### Work to be completed
Gather each line of the records where "Product" appears.

Structured figure records:

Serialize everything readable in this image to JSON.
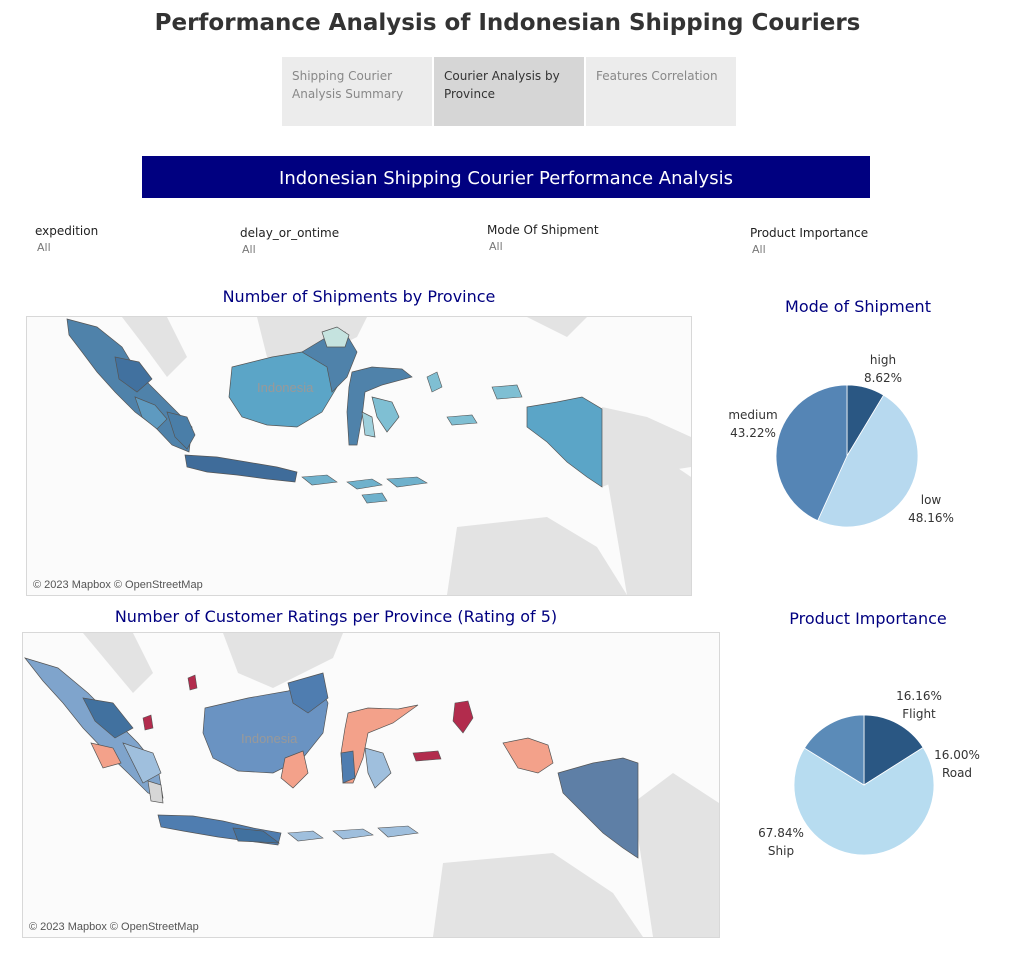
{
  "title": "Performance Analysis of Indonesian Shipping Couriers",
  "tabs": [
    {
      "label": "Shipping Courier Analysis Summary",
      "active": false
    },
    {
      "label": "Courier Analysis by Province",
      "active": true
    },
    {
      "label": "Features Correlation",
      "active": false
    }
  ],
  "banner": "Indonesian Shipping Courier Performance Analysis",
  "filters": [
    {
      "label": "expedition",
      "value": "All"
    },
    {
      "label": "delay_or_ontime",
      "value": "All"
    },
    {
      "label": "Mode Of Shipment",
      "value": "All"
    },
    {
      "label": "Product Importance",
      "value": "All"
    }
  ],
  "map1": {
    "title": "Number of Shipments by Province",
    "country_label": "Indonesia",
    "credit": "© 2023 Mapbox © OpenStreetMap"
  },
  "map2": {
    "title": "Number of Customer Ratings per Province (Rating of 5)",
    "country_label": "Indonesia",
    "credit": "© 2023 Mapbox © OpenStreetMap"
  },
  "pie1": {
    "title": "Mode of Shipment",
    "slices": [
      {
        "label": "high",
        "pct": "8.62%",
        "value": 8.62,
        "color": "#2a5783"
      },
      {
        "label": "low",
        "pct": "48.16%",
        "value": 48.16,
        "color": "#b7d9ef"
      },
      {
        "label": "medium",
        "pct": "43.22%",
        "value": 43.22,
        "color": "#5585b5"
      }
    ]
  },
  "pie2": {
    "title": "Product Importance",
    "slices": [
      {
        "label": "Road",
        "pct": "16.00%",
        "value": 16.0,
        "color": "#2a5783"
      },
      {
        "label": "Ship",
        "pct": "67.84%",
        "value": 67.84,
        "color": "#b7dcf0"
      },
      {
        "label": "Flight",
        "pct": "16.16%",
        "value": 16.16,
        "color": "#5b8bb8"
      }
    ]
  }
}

### Solution to this task
      "label": "Product Importance",
    "title": "Product Importance",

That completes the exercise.